=== Stored records ===
'''

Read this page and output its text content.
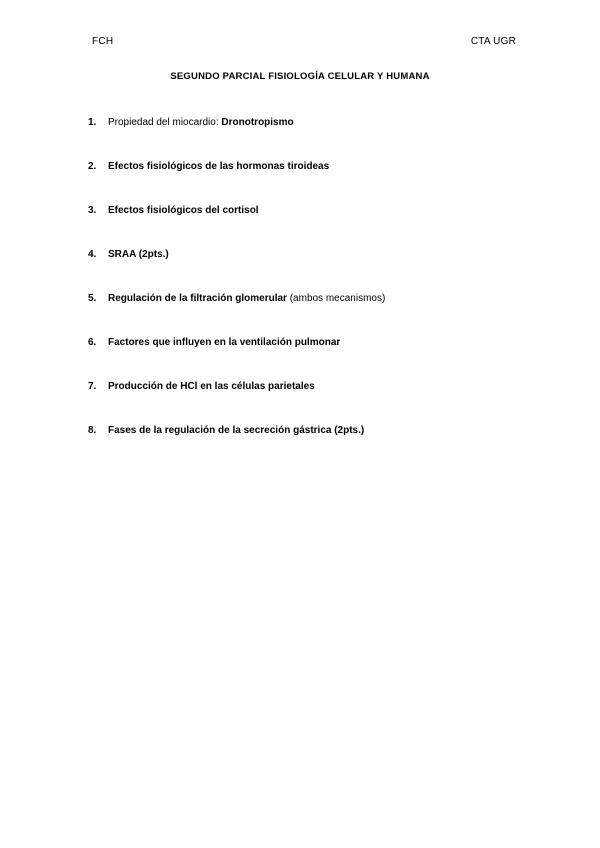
FCH	CTA UGR
SEGUNDO PARCIAL FISIOLOGÍA CELULAR Y HUMANA
1.	Propiedad del miocardio: Dronotropismo
2.	Efectos fisiológicos de las hormonas tiroideas
3.	Efectos fisiológicos del cortisol
4.	SRAA (2pts.)
5.	Regulación de la filtración glomerular (ambos mecanismos)
6.	Factores que influyen en la ventilación pulmonar
7.	Producción de HCl en las células parietales
8.	Fases de la regulación de la secreción gástrica (2pts.)
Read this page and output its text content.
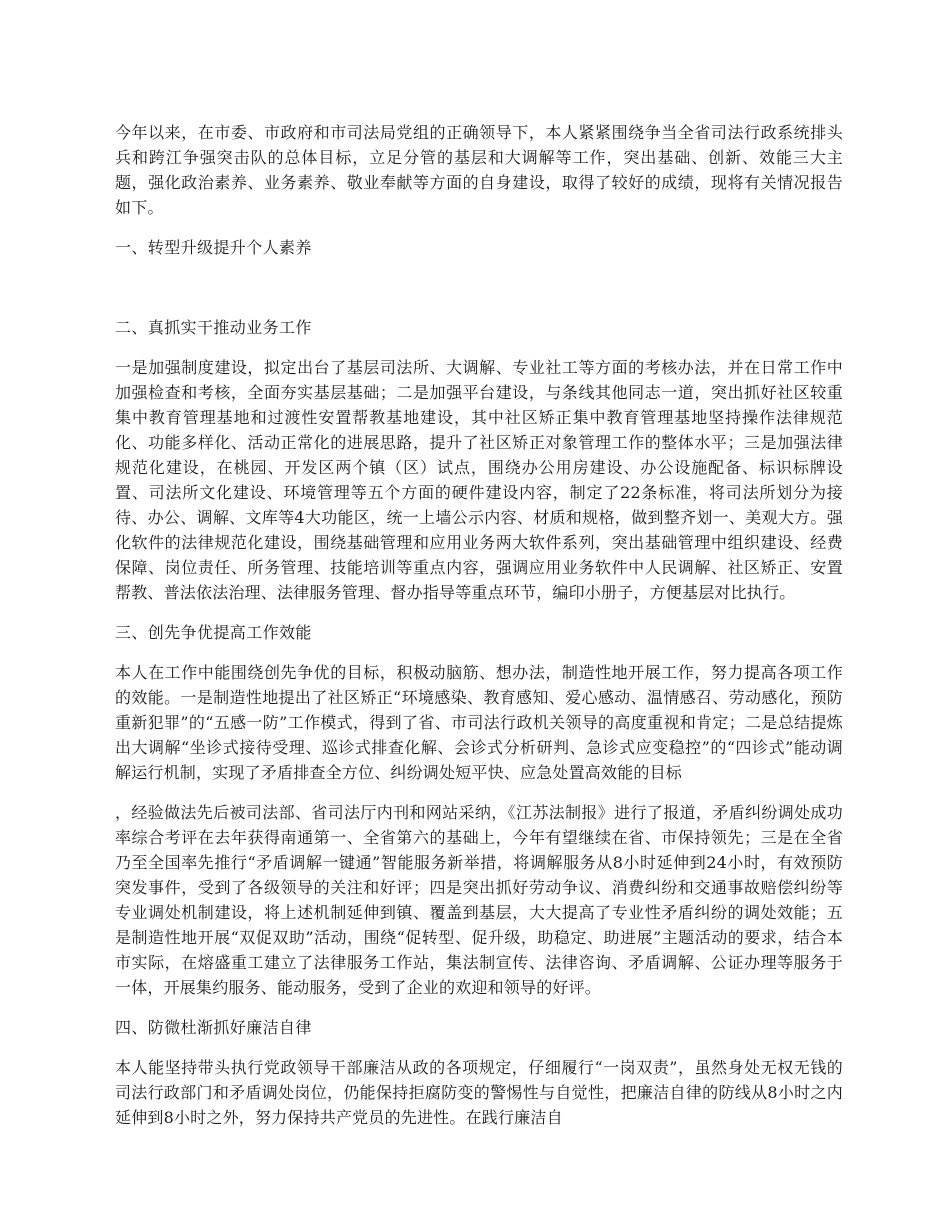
今年以来，在市委、市政府和市司法局党组的正确领导下，本人紧紧围绕争当全省司法行政系统排头兵和跨江争强突击队的总体目标，立足分管的基层和大调解等工作，突出基础、创新、效能三大主题，强化政治素养、业务素养、敬业奉献等方面的自身建设，取得了较好的成绩，现将有关情况报告如下。

一、转型升级提升个人素养

二、真抓实干推动业务工作

一是加强制度建设，拟定出台了基层司法所、大调解、专业社工等方面的考核办法，并在日常工作中加强检查和考核，全面夯实基层基础；二是加强平台建设，与条线其他同志一道，突出抓好社区较重集中教育管理基地和过渡性安置帮教基地建设，其中社区矫正集中教育管理基地坚持操作法律规范化、功能多样化、活动正常化的进展思路，提升了社区矫正对象管理工作的整体水平；三是加强法律规范化建设，在桃园、开发区两个镇（区）试点，围绕办公用房建设、办公设施配备、标识标牌设置、司法所文化建设、环境管理等五个方面的硬件建设内容，制定了22条标准，将司法所划分为接待、办公、调解、文库等4大功能区，统一上墙公示内容、材质和规格，做到整齐划一、美观大方。强化软件的法律规范化建设，围绕基础管理和应用业务两大软件系列，突出基础管理中组织建设、经费保障、岗位责任、所务管理、技能培训等重点内容，强调应用业务软件中人民调解、社区矫正、安置帮教、普法依法治理、法律服务管理、督办指导等重点环节，编印小册子，方便基层对比执行。

三、创先争优提高工作效能

本人在工作中能围绕创先争优的目标，积极动脑筋、想办法，制造性地开展工作，努力提高各项工作的效能。一是制造性地提出了社区矫正“环境感染、教育感知、爱心感动、温情感召、劳动感化，预防重新犯罪”的“五感一防”工作模式，得到了省、市司法行政机关领导的高度重视和肯定；二是总结提炼出大调解“坐诊式接待受理、巡诊式排查化解、会诊式分析研判、急诊式应变稳控”的“四诊式”能动调解运行机制，实现了矛盾排查全方位、纠纷调处短平快、应急处置高效能的目标

，经验做法先后被司法部、省司法厅内刊和网站采纳，《江苏法制报》进行了报道，矛盾纠纷调处成功率综合考评在去年获得南通第一、全省第六的基础上，今年有望继续在省、市保持领先；三是在全省乃至全国率先推行“矛盾调解一键通”智能服务新举措，将调解服务从8小时延伸到24小时，有效预防突发事件，受到了各级领导的关注和好评；四是突出抓好劳动争议、消费纠纷和交通事故赔偿纠纷等专业调处机制建设，将上述机制延伸到镇、覆盖到基层，大大提高了专业性矛盾纠纷的调处效能；五是制造性地开展“双促双助”活动，围绕“促转型、促升级，助稳定、助进展”主题活动的要求，结合本市实际，在熔盛重工建立了法律服务工作站，集法制宣传、法律咨询、矛盾调解、公证办理等服务于一体，开展集约服务、能动服务，受到了企业的欢迎和领导的好评。

四、防微杜渐抓好廉洁自律

本人能坚持带头执行党政领导干部廉洁从政的各项规定，仔细履行“一岗双责”，虽然身处无权无钱的司法行政部门和矛盾调处岗位，仍能保持拒腐防变的警惕性与自觉性，把廉洁自律的防线从8小时之内延伸到8小时之外，努力保持共产党员的先进性。在践行廉洁自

'''

=== Instructions to follow ===
Copy out all lines where the word "Efectos" appears.

=== Exercise response ===
2.	Efectos fisiológicos de las hormonas tiroideas
3.	Efectos fisiológicos del cortisol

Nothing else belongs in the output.